WRITTEN PROBLEM: Omit the pictures and output every entry below exactly as written.

--------------------------------------------------

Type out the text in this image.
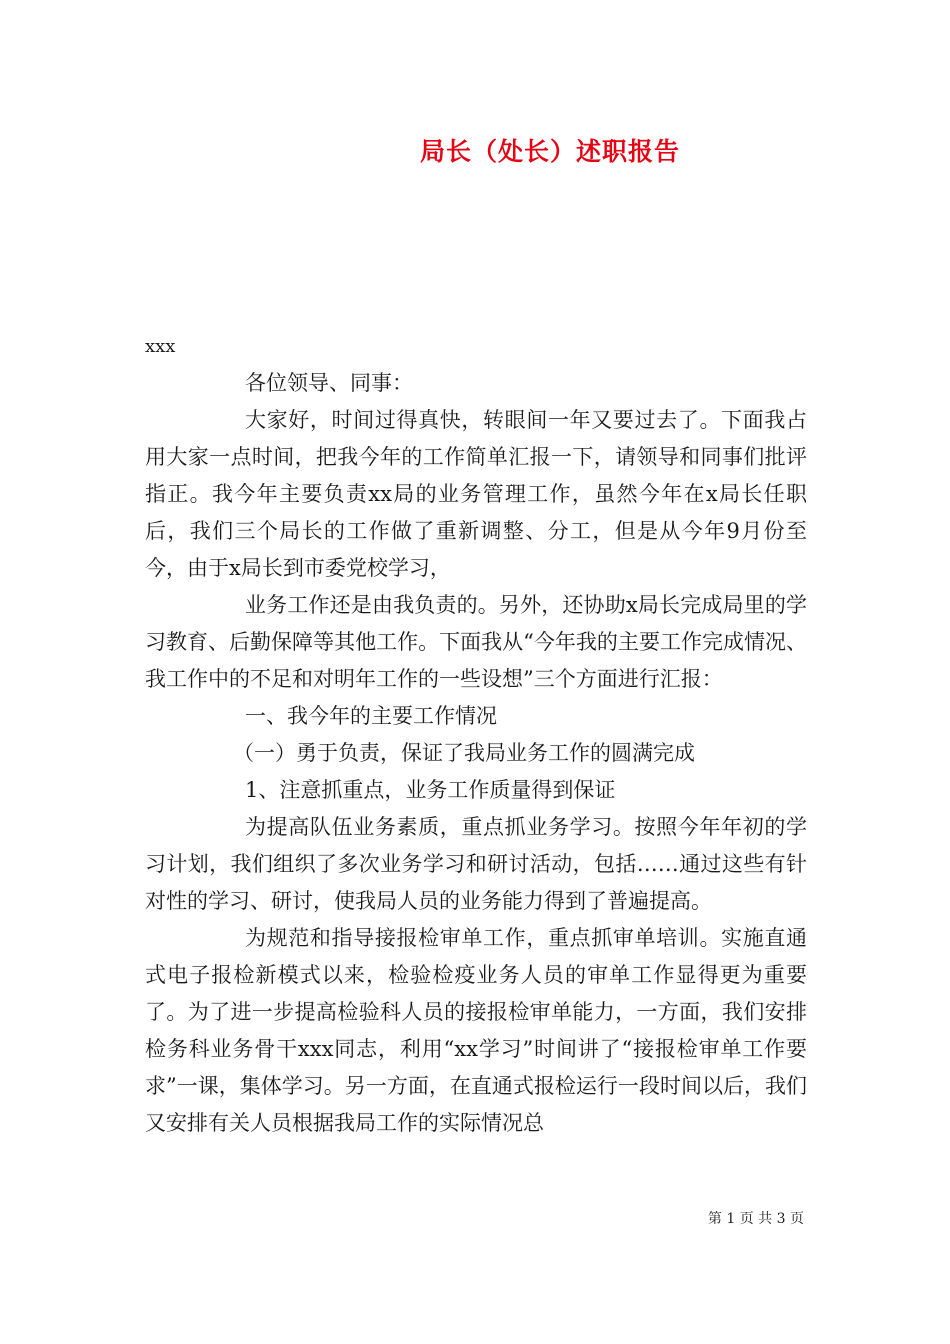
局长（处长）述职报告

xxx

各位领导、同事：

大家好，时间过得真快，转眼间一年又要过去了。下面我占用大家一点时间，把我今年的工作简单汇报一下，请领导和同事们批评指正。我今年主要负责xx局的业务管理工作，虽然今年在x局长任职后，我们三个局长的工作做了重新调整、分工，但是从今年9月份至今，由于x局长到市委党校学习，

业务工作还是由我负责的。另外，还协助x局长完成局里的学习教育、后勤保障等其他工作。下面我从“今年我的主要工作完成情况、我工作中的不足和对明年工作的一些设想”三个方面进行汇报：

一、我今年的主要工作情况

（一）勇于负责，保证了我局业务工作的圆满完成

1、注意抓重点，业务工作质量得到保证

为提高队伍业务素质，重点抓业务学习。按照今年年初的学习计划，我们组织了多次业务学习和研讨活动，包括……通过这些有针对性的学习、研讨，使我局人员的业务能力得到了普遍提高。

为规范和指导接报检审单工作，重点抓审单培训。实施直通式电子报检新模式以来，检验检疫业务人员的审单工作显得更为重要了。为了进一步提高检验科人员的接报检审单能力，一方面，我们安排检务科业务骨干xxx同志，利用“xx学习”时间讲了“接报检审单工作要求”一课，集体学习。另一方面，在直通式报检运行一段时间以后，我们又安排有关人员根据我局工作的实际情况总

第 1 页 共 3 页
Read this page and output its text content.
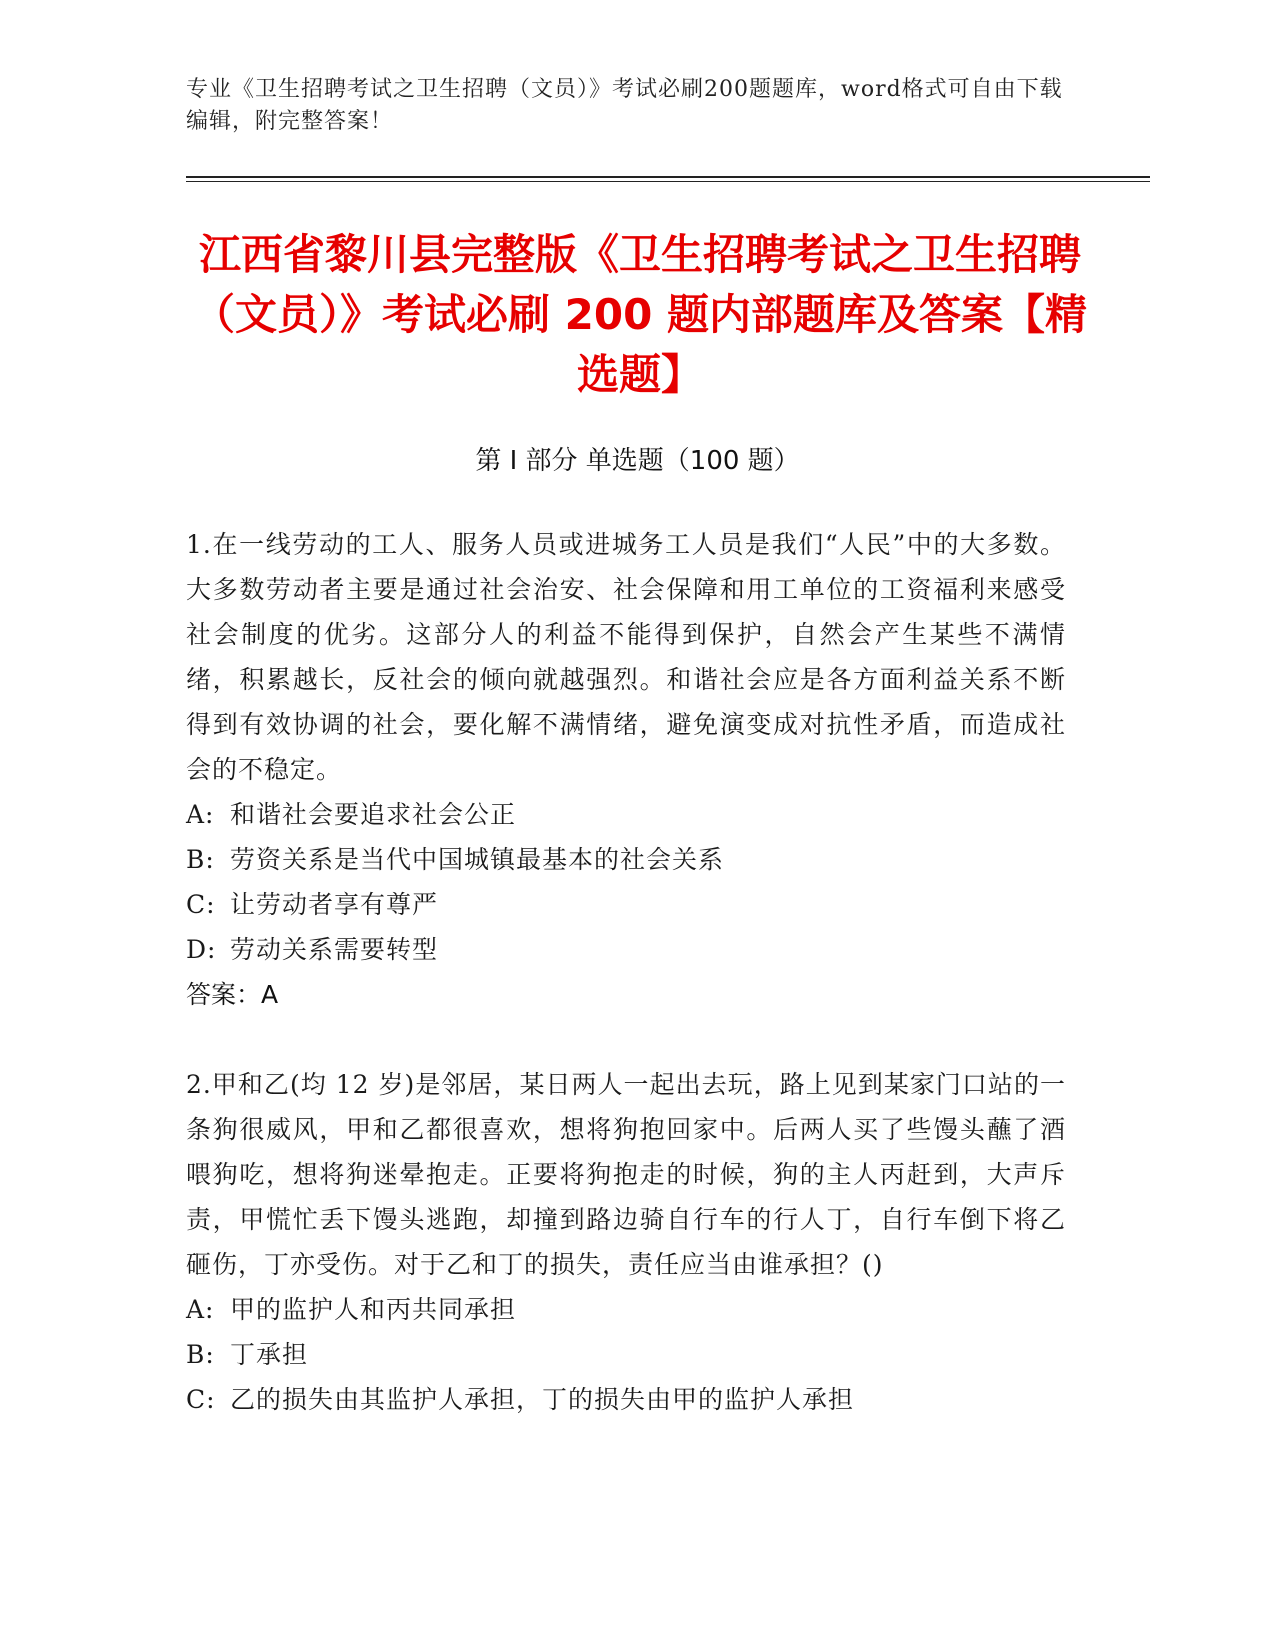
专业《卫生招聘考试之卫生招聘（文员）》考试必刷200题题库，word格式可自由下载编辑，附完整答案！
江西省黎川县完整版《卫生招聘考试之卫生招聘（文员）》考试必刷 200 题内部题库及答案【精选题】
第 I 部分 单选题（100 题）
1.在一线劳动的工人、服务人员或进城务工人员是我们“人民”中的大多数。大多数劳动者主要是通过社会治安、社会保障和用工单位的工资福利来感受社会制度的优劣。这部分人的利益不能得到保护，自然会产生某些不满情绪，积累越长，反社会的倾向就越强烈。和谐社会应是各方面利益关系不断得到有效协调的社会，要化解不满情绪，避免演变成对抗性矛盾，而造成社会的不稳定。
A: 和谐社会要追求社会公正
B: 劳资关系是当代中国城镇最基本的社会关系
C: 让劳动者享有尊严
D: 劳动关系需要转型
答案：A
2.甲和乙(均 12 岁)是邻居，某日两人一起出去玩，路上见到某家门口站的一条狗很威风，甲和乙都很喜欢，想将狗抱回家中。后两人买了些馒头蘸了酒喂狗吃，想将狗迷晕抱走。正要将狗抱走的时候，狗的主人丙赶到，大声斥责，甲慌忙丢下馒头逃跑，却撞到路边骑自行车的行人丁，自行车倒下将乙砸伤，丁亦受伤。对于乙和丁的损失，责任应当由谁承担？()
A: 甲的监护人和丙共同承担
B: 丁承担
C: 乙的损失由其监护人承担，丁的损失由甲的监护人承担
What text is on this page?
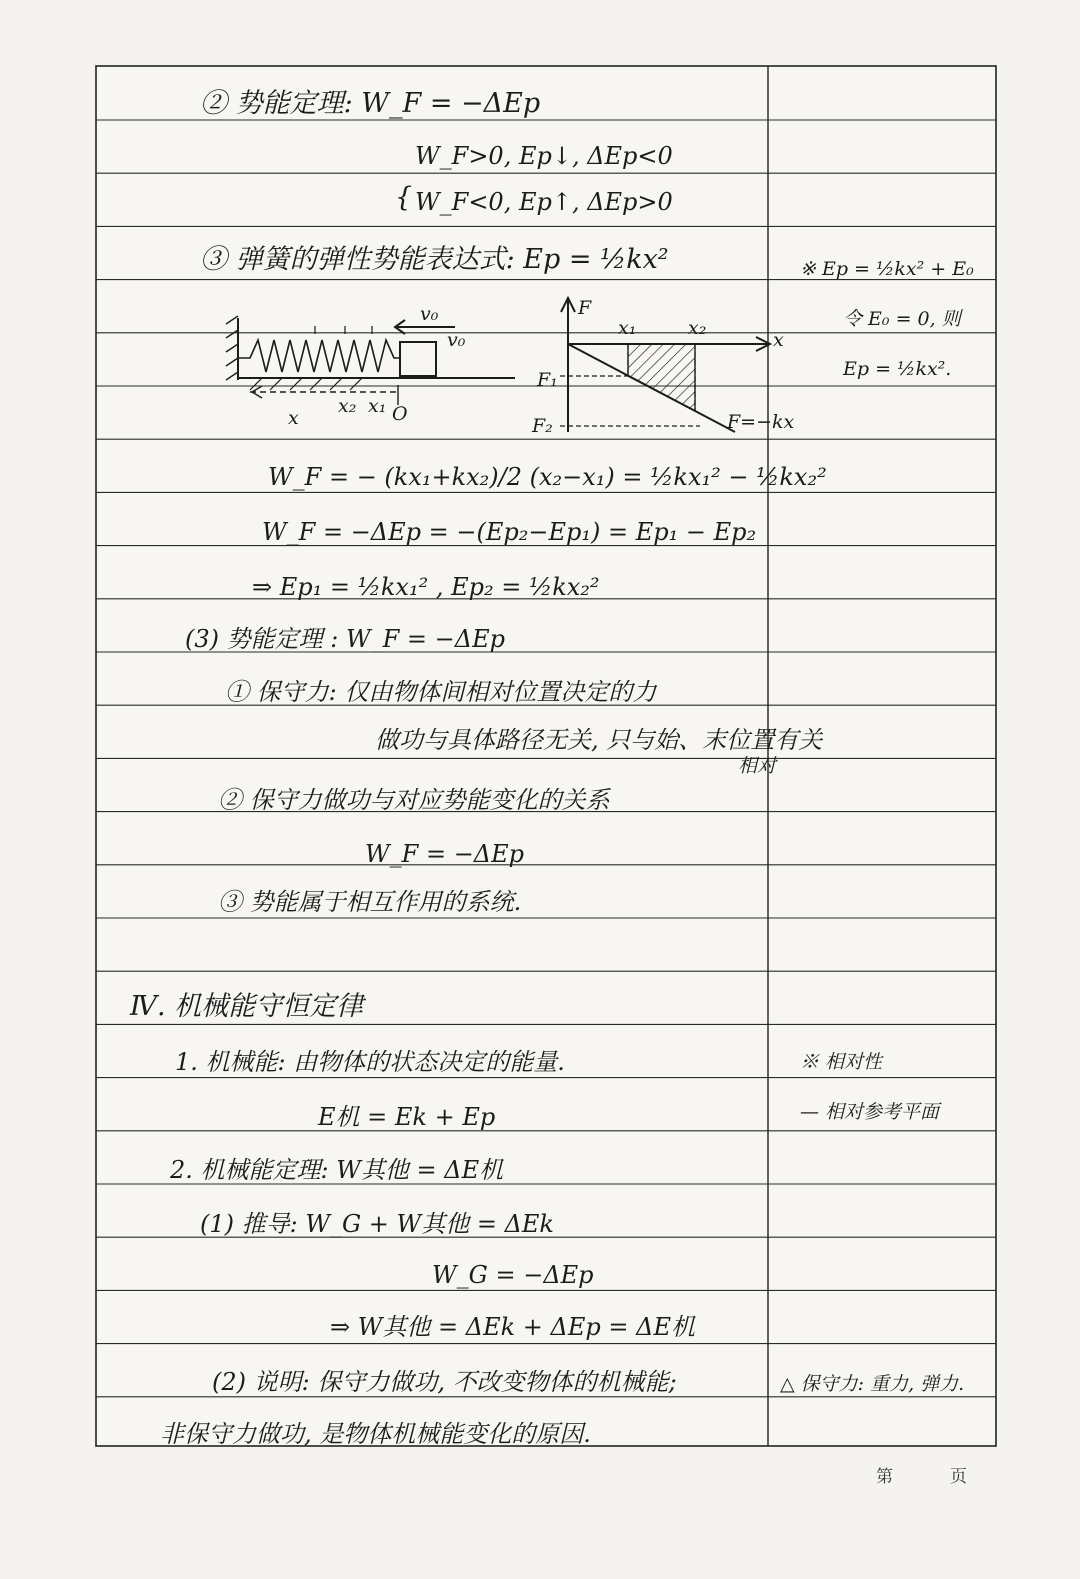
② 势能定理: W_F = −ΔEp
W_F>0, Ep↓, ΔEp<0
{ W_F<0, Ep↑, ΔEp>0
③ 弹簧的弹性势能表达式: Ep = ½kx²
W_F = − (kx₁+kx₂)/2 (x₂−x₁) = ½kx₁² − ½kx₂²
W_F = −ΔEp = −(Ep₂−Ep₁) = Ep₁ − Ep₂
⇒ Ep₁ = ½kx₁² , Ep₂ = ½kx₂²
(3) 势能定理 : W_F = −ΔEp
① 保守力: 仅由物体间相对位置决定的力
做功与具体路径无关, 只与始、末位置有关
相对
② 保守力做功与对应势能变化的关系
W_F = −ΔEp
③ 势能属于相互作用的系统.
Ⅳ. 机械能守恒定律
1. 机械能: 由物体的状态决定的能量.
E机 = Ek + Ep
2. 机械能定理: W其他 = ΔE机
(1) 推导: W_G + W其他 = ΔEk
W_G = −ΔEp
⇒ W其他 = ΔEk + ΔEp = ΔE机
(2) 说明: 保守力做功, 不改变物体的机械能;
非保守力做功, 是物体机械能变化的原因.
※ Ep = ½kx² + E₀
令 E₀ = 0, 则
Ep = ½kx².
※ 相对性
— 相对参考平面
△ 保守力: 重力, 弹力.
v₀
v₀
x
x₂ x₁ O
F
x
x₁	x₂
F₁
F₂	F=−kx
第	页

--------------------------------------------------

FULL RESPONSE:
Type out the text in this image.
局长（处长）述职报告

xxx

各位领导、同事：

大家好，时间过得真快，转眼间一年又要过去了。下面我占用大家一点时间，把我今年的工作简单汇报一下，请领导和同事们批评指正。我今年主要负责xx局的业务管理工作，虽然今年在x局长任职后，我们三个局长的工作做了重新调整、分工，但是从今年9月份至今，由于x局长到市委党校学习，

业务工作还是由我负责的。另外，还协助x局长完成局里的学习教育、后勤保障等其他工作。下面我从“今年我的主要工作完成情况、我工作中的不足和对明年工作的一些设想”三个方面进行汇报：

一、我今年的主要工作情况

（一）勇于负责，保证了我局业务工作的圆满完成

1、注意抓重点，业务工作质量得到保证

为提高队伍业务素质，重点抓业务学习。按照今年年初的学习计划，我们组织了多次业务学习和研讨活动，包括……通过这些有针对性的学习、研讨，使我局人员的业务能力得到了普遍提高。

为规范和指导接报检审单工作，重点抓审单培训。实施直通式电子报检新模式以来，检验检疫业务人员的审单工作显得更为重要了。为了进一步提高检验科人员的接报检审单能力，一方面，我们安排检务科业务骨干xxx同志，利用“xx学习”时间讲了“接报检审单工作要求”一课，集体学习。另一方面，在直通式报检运行一段时间以后，我们又安排有关人员根据我局工作的实际情况总

第 1 页 共 3 页
Read this page and output its text content.
专业《卫生招聘考试之卫生招聘（文员）》考试必刷200题题库，word格式可自由下载编辑，附完整答案！
江西省黎川县完整版《卫生招聘考试之卫生招聘（文员）》考试必刷 200 题内部题库及答案【精选题】
第 I 部分 单选题（100 题）
1.在一线劳动的工人、服务人员或进城务工人员是我们“人民”中的大多数。大多数劳动者主要是通过社会治安、社会保障和用工单位的工资福利来感受社会制度的优劣。这部分人的利益不能得到保护，自然会产生某些不满情绪，积累越长，反社会的倾向就越强烈。和谐社会应是各方面利益关系不断得到有效协调的社会，要化解不满情绪，避免演变成对抗性矛盾，而造成社会的不稳定。
A: 和谐社会要追求社会公正
B: 劳资关系是当代中国城镇最基本的社会关系
C: 让劳动者享有尊严
D: 劳动关系需要转型
答案：A
2.甲和乙(均 12 岁)是邻居，某日两人一起出去玩，路上见到某家门口站的一条狗很威风，甲和乙都很喜欢，想将狗抱回家中。后两人买了些馒头蘸了酒喂狗吃，想将狗迷晕抱走。正要将狗抱走的时候，狗的主人丙赶到，大声斥责，甲慌忙丢下馒头逃跑，却撞到路边骑自行车的行人丁，自行车倒下将乙砸伤，丁亦受伤。对于乙和丁的损失，责任应当由谁承担？()
A: 甲的监护人和丙共同承担
B: 丁承担
C: 乙的损失由其监护人承担，丁的损失由甲的监护人承担
What text is on this page?
② 势能定理: W_F = −ΔEp
W_F>0, Ep↓, ΔEp<0
{ W_F<0, Ep↑, ΔEp>0
③ 弹簧的弹性势能表达式: Ep = ½kx²
W_F = − (kx₁+kx₂)/2 (x₂−x₁) = ½kx₁² − ½kx₂²
W_F = −ΔEp = −(Ep₂−Ep₁) = Ep₁ − Ep₂
⇒ Ep₁ = ½kx₁² , Ep₂ = ½kx₂²
(3) 势能定理 : W_F = −ΔEp
① 保守力: 仅由物体间相对位置决定的力
做功与具体路径无关, 只与始、末位置有关
相对
② 保守力做功与对应势能变化的关系
W_F = −ΔEp
③ 势能属于相互作用的系统.
Ⅳ. 机械能守恒定律
1. 机械能: 由物体的状态决定的能量.
E机 = Ek + Ep
2. 机械能定理: W其他 = ΔE机
(1) 推导: W_G + W其他 = ΔEk
W_G = −ΔEp
⇒ W其他 = ΔEk + ΔEp = ΔE机
(2) 说明: 保守力做功, 不改变物体的机械能;
非保守力做功, 是物体机械能变化的原因.
※ Ep = ½kx² + E₀
令 E₀ = 0, 则
Ep = ½kx².
※ 相对性
— 相对参考平面
△ 保守力: 重力, 弹力.
v₀
v₀
x
x₂ x₁ O
F
x
x₁	x₂
F₁
F₂	F=−kx
第	页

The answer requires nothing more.